STATED PROBLEM -
Give only the number of lines below that contain the word "name".

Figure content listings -
--*--

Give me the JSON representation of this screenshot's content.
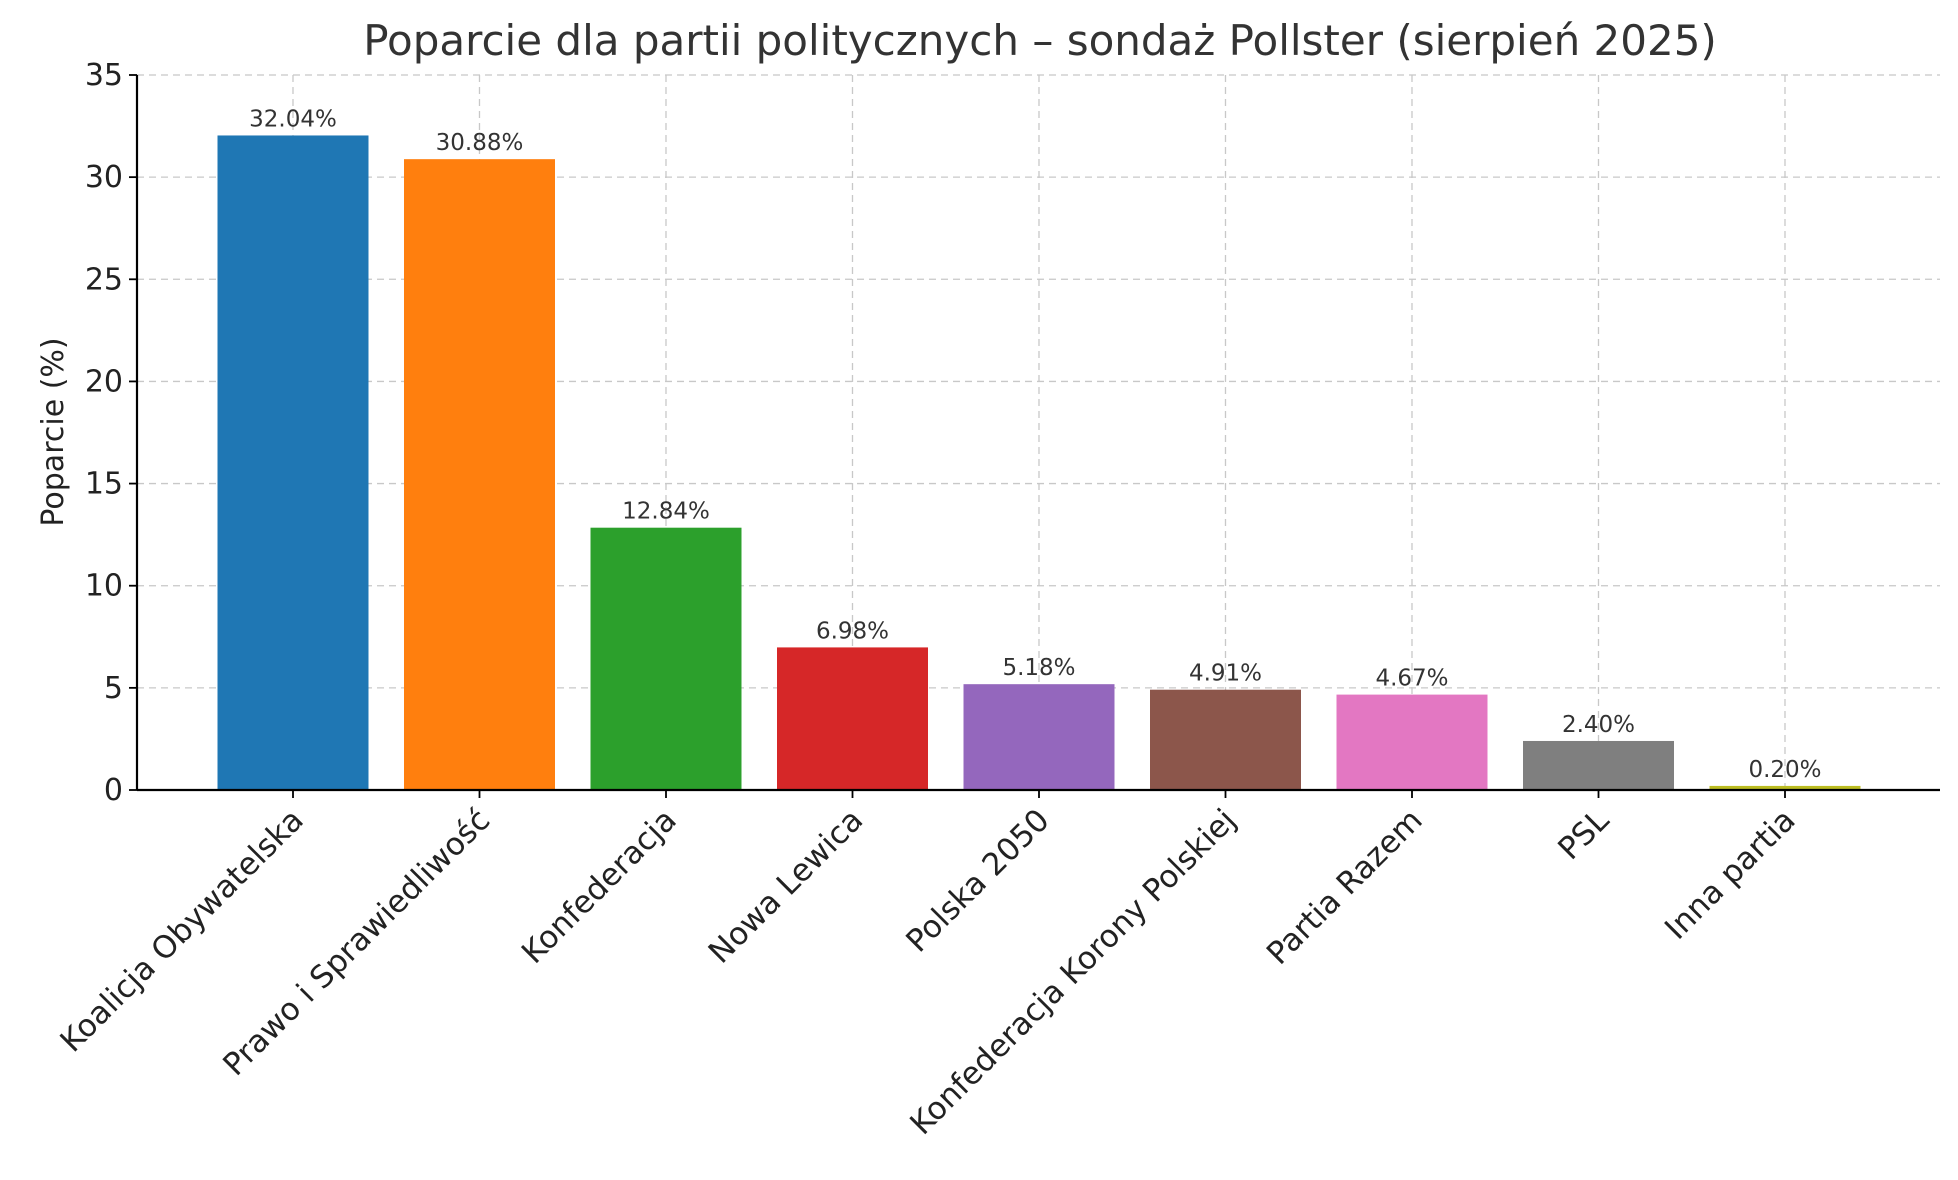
{
  "chart_data": {
    "type": "bar",
    "title": "Poparcie dla partii politycznych – sondaż Pollster (sierpień 2025)",
    "xlabel": "",
    "ylabel": "Poparcie (%)",
    "ylim": [
      0,
      35
    ],
    "yticks": [
      "0",
      "5",
      "10",
      "15",
      "20",
      "25",
      "30",
      "35"
    ],
    "grid": true,
    "categories": [
      "Koalicja Obywatelska",
      "Prawo i Sprawiedliwość",
      "Konfederacja",
      "Nowa Lewica",
      "Polska 2050",
      "Konfederacja Korony Polskiej",
      "Partia Razem",
      "PSL",
      "Inna partia"
    ],
    "values": [
      32.04,
      30.88,
      12.84,
      6.98,
      5.18,
      4.91,
      4.67,
      2.4,
      0.2
    ],
    "data_labels": [
      "32.04%",
      "30.88%",
      "12.84%",
      "6.98%",
      "5.18%",
      "4.91%",
      "4.67%",
      "2.40%",
      "0.20%"
    ],
    "colors": [
      "#1f77b4",
      "#ff7f0e",
      "#2ca02c",
      "#d62728",
      "#9467bd",
      "#8c564b",
      "#e377c2",
      "#7f7f7f",
      "#bcbd22"
    ]
  }
}
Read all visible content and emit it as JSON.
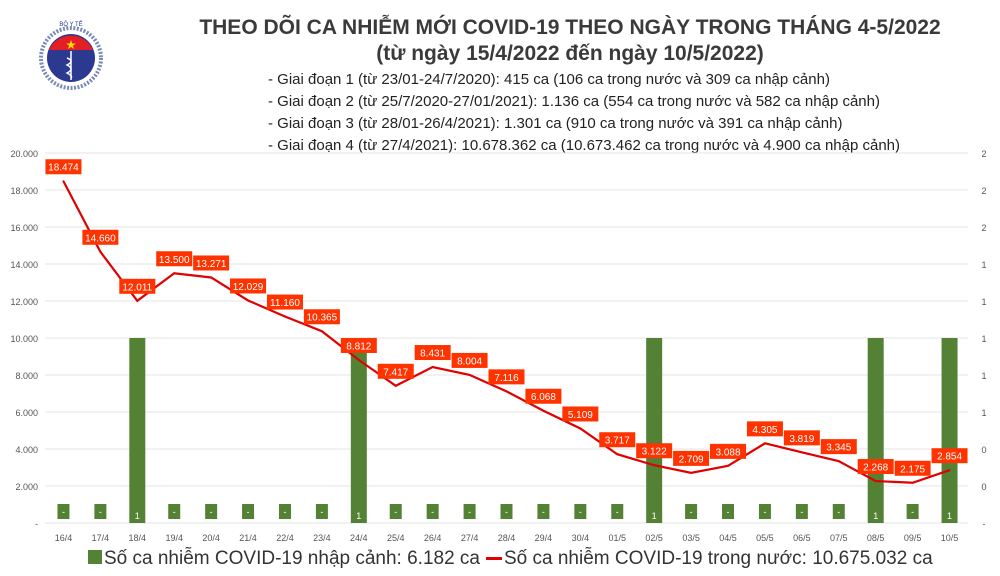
{
  "logo": {
    "top_text": "BỘ Y TẾ",
    "bottom_text": "MINISTRY OF HEALTH"
  },
  "header": {
    "title": "THEO DÕI CA NHIỄM MỚI COVID-19 THEO NGÀY TRONG THÁNG 4-5/2022",
    "subtitle": "(từ ngày 15/4/2022 đến ngày 10/5/2022)",
    "notes": [
      "- Giai đoạn 1 (từ 23/01-24/7/2020): 415 ca (106 ca trong nước và 309 ca nhập cảnh)",
      "- Giai đoạn 2 (từ 25/7/2020-27/01/2021): 1.136 ca (554 ca trong nước và 582 ca nhập cảnh)",
      "- Giai đoạn 3 (từ 28/01-26/4/2021): 1.301 ca (910 ca trong nước và 391 ca nhập cảnh)",
      "- Giai đoạn 4 (từ 27/4/2021): 10.678.362 ca (10.673.462 ca trong nước và 4.900 ca nhập cảnh)"
    ]
  },
  "chart_data": {
    "type": "bar+line",
    "categories": [
      "16/4",
      "17/4",
      "18/4",
      "19/4",
      "20/4",
      "21/4",
      "22/4",
      "23/4",
      "24/4",
      "25/4",
      "26/4",
      "27/4",
      "28/4",
      "29/4",
      "30/4",
      "01/5",
      "02/5",
      "03/5",
      "04/5",
      "05/5",
      "06/5",
      "07/5",
      "08/5",
      "09/5",
      "10/5"
    ],
    "series": [
      {
        "name": "Số ca nhiễm COVID-19 nhập cảnh: 6.182 ca",
        "type": "bar",
        "axis": "right",
        "color": "#548235",
        "values": [
          0,
          0,
          1,
          0,
          0,
          0,
          0,
          0,
          1,
          0,
          0,
          0,
          0,
          0,
          0,
          0,
          1,
          0,
          0,
          0,
          0,
          0,
          1,
          0,
          1
        ],
        "labels": [
          "-",
          "-",
          "1",
          "-",
          "-",
          "-",
          "-",
          "-",
          "1",
          "-",
          "-",
          "-",
          "-",
          "-",
          "-",
          "-",
          "1",
          "-",
          "-",
          "-",
          "-",
          "-",
          "1",
          "-",
          "1"
        ]
      },
      {
        "name": "Số ca nhiễm COVID-19 trong nước: 10.675.032 ca",
        "type": "line",
        "axis": "left",
        "color": "#e00000",
        "values": [
          18474,
          14660,
          12011,
          13500,
          13271,
          12029,
          11160,
          10365,
          8812,
          7417,
          8431,
          8004,
          7116,
          6068,
          5109,
          3717,
          3122,
          2709,
          3088,
          4305,
          3819,
          3345,
          2268,
          2175,
          2854
        ],
        "labels": [
          "18.474",
          "14.660",
          "12.011",
          "13.500",
          "13.271",
          "12.029",
          "11.160",
          "10.365",
          "8.812",
          "7.417",
          "8.431",
          "8.004",
          "7.116",
          "6.068",
          "5.109",
          "3.717",
          "3.122",
          "2.709",
          "3.088",
          "4.305",
          "3.819",
          "3.345",
          "2.268",
          "2.175",
          "2.854"
        ]
      }
    ],
    "left_ticks": [
      "-",
      "2.000",
      "4.000",
      "6.000",
      "8.000",
      "10.000",
      "12.000",
      "14.000",
      "16.000",
      "18.000",
      "20.000"
    ],
    "right_ticks": [
      "-",
      "0",
      "0",
      "1",
      "1",
      "1",
      "1",
      "1",
      "2",
      "2",
      "2"
    ],
    "ylim_left": [
      0,
      20000
    ],
    "ylim_right": [
      0,
      2
    ],
    "label_color": "#ff3300",
    "grid": true,
    "legend": "bottom"
  }
}
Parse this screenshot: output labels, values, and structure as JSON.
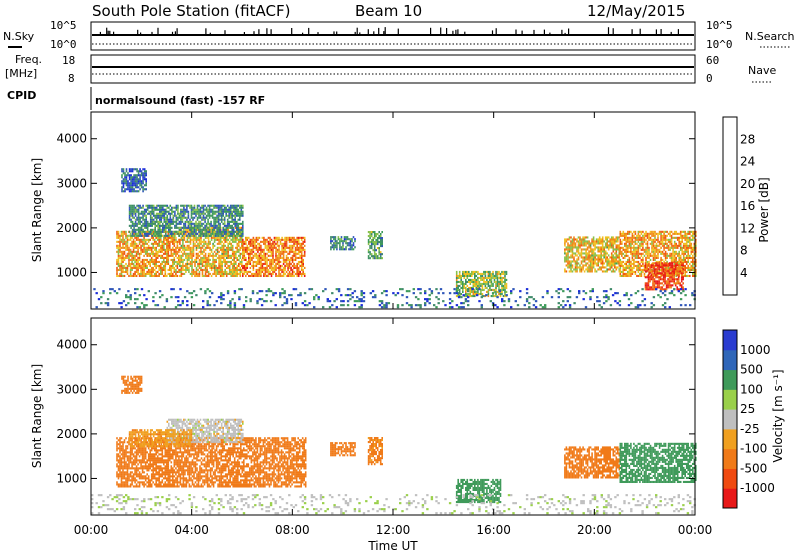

--*--

EXPECTED ANSWER -
2